Exercise prompt —
Copy out every line of the data exactly.

(Source records)
>> start

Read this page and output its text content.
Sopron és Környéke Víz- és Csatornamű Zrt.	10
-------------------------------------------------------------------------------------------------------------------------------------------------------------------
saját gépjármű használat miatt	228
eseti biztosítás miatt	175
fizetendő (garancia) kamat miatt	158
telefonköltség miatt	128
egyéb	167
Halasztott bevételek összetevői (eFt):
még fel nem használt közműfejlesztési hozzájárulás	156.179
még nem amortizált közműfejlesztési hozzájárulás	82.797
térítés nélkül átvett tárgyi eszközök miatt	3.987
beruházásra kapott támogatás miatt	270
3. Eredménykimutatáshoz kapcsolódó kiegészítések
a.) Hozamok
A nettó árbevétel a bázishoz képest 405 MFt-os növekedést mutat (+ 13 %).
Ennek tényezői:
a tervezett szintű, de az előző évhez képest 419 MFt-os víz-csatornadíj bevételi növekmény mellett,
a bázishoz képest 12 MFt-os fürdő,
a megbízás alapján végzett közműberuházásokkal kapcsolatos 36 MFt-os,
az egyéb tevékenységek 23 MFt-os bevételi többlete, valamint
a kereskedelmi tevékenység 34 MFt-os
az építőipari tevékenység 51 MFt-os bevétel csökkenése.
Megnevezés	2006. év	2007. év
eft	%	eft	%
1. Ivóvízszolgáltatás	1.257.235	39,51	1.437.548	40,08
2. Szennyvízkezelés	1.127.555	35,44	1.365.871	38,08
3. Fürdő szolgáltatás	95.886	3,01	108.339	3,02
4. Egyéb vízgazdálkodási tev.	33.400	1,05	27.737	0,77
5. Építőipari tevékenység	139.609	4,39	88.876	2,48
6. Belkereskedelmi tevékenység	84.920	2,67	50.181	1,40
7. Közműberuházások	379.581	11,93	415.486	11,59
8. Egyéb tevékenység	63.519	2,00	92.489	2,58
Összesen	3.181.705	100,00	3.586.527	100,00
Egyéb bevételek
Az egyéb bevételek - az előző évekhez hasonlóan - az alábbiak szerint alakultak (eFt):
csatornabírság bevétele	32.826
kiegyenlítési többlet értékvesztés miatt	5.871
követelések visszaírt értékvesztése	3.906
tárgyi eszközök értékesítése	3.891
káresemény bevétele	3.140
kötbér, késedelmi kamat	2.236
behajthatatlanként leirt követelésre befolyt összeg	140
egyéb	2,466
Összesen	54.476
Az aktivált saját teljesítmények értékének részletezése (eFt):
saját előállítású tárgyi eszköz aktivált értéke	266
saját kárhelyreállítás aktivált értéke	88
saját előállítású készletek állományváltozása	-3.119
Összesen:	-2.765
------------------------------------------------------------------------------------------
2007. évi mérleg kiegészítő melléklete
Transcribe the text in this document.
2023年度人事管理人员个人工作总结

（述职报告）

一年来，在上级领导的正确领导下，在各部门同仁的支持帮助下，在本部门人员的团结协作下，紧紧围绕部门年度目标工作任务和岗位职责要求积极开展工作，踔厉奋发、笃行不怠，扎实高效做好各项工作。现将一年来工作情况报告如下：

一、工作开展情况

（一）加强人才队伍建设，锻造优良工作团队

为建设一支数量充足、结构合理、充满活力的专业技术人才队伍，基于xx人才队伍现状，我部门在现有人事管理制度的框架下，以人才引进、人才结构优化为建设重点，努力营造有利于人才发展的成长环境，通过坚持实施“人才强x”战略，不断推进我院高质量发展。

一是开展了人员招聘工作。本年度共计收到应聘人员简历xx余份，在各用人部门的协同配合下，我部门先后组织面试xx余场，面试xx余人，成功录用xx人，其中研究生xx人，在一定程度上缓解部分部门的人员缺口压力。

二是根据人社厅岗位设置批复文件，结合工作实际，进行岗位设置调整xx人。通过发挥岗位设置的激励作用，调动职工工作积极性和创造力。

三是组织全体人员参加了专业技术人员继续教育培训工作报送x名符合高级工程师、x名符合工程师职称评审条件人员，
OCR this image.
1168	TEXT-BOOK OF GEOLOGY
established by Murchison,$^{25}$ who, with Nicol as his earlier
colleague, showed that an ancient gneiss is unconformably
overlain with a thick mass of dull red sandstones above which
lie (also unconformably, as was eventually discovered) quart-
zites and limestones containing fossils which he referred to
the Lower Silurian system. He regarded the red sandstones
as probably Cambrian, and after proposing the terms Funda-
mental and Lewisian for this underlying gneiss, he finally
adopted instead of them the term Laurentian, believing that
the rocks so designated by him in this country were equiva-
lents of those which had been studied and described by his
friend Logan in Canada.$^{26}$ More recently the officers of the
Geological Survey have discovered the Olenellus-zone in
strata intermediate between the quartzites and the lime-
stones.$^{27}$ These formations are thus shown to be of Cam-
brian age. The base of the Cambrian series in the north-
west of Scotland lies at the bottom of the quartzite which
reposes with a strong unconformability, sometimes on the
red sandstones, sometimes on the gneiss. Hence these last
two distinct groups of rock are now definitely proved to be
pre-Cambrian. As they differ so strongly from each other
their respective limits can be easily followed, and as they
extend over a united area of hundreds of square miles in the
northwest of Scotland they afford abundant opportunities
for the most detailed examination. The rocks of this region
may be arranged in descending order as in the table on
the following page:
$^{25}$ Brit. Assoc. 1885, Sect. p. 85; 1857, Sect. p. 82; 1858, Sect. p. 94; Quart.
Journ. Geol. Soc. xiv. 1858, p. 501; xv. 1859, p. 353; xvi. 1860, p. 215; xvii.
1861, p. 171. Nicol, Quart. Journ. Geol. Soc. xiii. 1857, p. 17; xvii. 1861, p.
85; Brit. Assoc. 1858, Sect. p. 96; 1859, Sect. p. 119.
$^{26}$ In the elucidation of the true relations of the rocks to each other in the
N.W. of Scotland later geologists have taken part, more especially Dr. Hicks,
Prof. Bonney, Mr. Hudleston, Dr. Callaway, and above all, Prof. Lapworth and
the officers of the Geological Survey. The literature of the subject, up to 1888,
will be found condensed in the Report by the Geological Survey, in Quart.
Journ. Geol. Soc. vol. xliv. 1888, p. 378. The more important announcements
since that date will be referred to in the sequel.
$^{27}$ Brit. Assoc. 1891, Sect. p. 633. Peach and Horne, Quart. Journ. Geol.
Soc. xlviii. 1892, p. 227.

>> end

Response to the exercise —
Read this page and output its text content.
Sopron és Környéke Víz- és Csatornamű Zrt.	10
-------------------------------------------------------------------------------------------------------------------------------------------------------------------
saját gépjármű használat miatt	228
eseti biztosítás miatt	175
fizetendő (garancia) kamat miatt	158
telefonköltség miatt	128
egyéb	167
Halasztott bevételek összetevői (eFt):
még fel nem használt közműfejlesztési hozzájárulás	156.179
még nem amortizált közműfejlesztési hozzájárulás	82.797
térítés nélkül átvett tárgyi eszközök miatt	3.987
beruházásra kapott támogatás miatt	270
3. Eredménykimutatáshoz kapcsolódó kiegészítések
a.) Hozamok
A nettó árbevétel a bázishoz képest 405 MFt-os növekedést mutat (+ 13 %).
Ennek tényezői:
a tervezett szintű, de az előző évhez képest 419 MFt-os víz-csatornadíj bevételi növekmény mellett,
a bázishoz képest 12 MFt-os fürdő,
a megbízás alapján végzett közműberuházásokkal kapcsolatos 36 MFt-os,
az egyéb tevékenységek 23 MFt-os bevételi többlete, valamint
a kereskedelmi tevékenység 34 MFt-os
az építőipari tevékenység 51 MFt-os bevétel csökkenése.
Megnevezés	2006. év	2007. év
eft	%	eft	%
1. Ivóvízszolgáltatás	1.257.235	39,51	1.437.548	40,08
2. Szennyvízkezelés	1.127.555	35,44	1.365.871	38,08
3. Fürdő szolgáltatás	95.886	3,01	108.339	3,02
4. Egyéb vízgazdálkodási tev.	33.400	1,05	27.737	0,77
5. Építőipari tevékenység	139.609	4,39	88.876	2,48
6. Belkereskedelmi tevékenység	84.920	2,67	50.181	1,40
7. Közműberuházások	379.581	11,93	415.486	11,59
8. Egyéb tevékenység	63.519	2,00	92.489	2,58
Összesen	3.181.705	100,00	3.586.527	100,00
Egyéb bevételek
Az egyéb bevételek - az előző évekhez hasonlóan - az alábbiak szerint alakultak (eFt):
csatornabírság bevétele	32.826
kiegyenlítési többlet értékvesztés miatt	5.871
követelések visszaírt értékvesztése	3.906
tárgyi eszközök értékesítése	3.891
káresemény bevétele	3.140
kötbér, késedelmi kamat	2.236
behajthatatlanként leirt követelésre befolyt összeg	140
egyéb	2,466
Összesen	54.476
Az aktivált saját teljesítmények értékének részletezése (eFt):
saját előállítású tárgyi eszköz aktivált értéke	266
saját kárhelyreállítás aktivált értéke	88
saját előállítású készletek állományváltozása	-3.119
Összesen:	-2.765
------------------------------------------------------------------------------------------
2007. évi mérleg kiegészítő melléklete
Transcribe the text in this document.
2023年度人事管理人员个人工作总结

（述职报告）

一年来，在上级领导的正确领导下，在各部门同仁的支持帮助下，在本部门人员的团结协作下，紧紧围绕部门年度目标工作任务和岗位职责要求积极开展工作，踔厉奋发、笃行不怠，扎实高效做好各项工作。现将一年来工作情况报告如下：

一、工作开展情况

（一）加强人才队伍建设，锻造优良工作团队

为建设一支数量充足、结构合理、充满活力的专业技术人才队伍，基于xx人才队伍现状，我部门在现有人事管理制度的框架下，以人才引进、人才结构优化为建设重点，努力营造有利于人才发展的成长环境，通过坚持实施“人才强x”战略，不断推进我院高质量发展。

一是开展了人员招聘工作。本年度共计收到应聘人员简历xx余份，在各用人部门的协同配合下，我部门先后组织面试xx余场，面试xx余人，成功录用xx人，其中研究生xx人，在一定程度上缓解部分部门的人员缺口压力。

二是根据人社厅岗位设置批复文件，结合工作实际，进行岗位设置调整xx人。通过发挥岗位设置的激励作用，调动职工工作积极性和创造力。

三是组织全体人员参加了专业技术人员继续教育培训工作报送x名符合高级工程师、x名符合工程师职称评审条件人员，
OCR this image.
1168	TEXT-BOOK OF GEOLOGY
established by Murchison,$^{25}$ who, with Nicol as his earlier
colleague, showed that an ancient gneiss is unconformably
overlain with a thick mass of dull red sandstones above which
lie (also unconformably, as was eventually discovered) quart-
zites and limestones containing fossils which he referred to
the Lower Silurian system. He regarded the red sandstones
as probably Cambrian, and after proposing the terms Funda-
mental and Lewisian for this underlying gneiss, he finally
adopted instead of them the term Laurentian, believing that
the rocks so designated by him in this country were equiva-
lents of those which had been studied and described by his
friend Logan in Canada.$^{26}$ More recently the officers of the
Geological Survey have discovered the Olenellus-zone in
strata intermediate between the quartzites and the lime-
stones.$^{27}$ These formations are thus shown to be of Cam-
brian age. The base of the Cambrian series in the north-
west of Scotland lies at the bottom of the quartzite which
reposes with a strong unconformability, sometimes on the
red sandstones, sometimes on the gneiss. Hence these last
two distinct groups of rock are now definitely proved to be
pre-Cambrian. As they differ so strongly from each other
their respective limits can be easily followed, and as they
extend over a united area of hundreds of square miles in the
northwest of Scotland they afford abundant opportunities
for the most detailed examination. The rocks of this region
may be arranged in descending order as in the table on
the following page:
$^{25}$ Brit. Assoc. 1885, Sect. p. 85; 1857, Sect. p. 82; 1858, Sect. p. 94; Quart.
Journ. Geol. Soc. xiv. 1858, p. 501; xv. 1859, p. 353; xvi. 1860, p. 215; xvii.
1861, p. 171. Nicol, Quart. Journ. Geol. Soc. xiii. 1857, p. 17; xvii. 1861, p.
85; Brit. Assoc. 1858, Sect. p. 96; 1859, Sect. p. 119.
$^{26}$ In the elucidation of the true relations of the rocks to each other in the
N.W. of Scotland later geologists have taken part, more especially Dr. Hicks,
Prof. Bonney, Mr. Hudleston, Dr. Callaway, and above all, Prof. Lapworth and
the officers of the Geological Survey. The literature of the subject, up to 1888,
will be found condensed in the Report by the Geological Survey, in Quart.
Journ. Geol. Soc. vol. xliv. 1888, p. 378. The more important announcements
since that date will be referred to in the sequel.
$^{27}$ Brit. Assoc. 1891, Sect. p. 633. Peach and Horne, Quart. Journ. Geol.
Soc. xlviii. 1892, p. 227.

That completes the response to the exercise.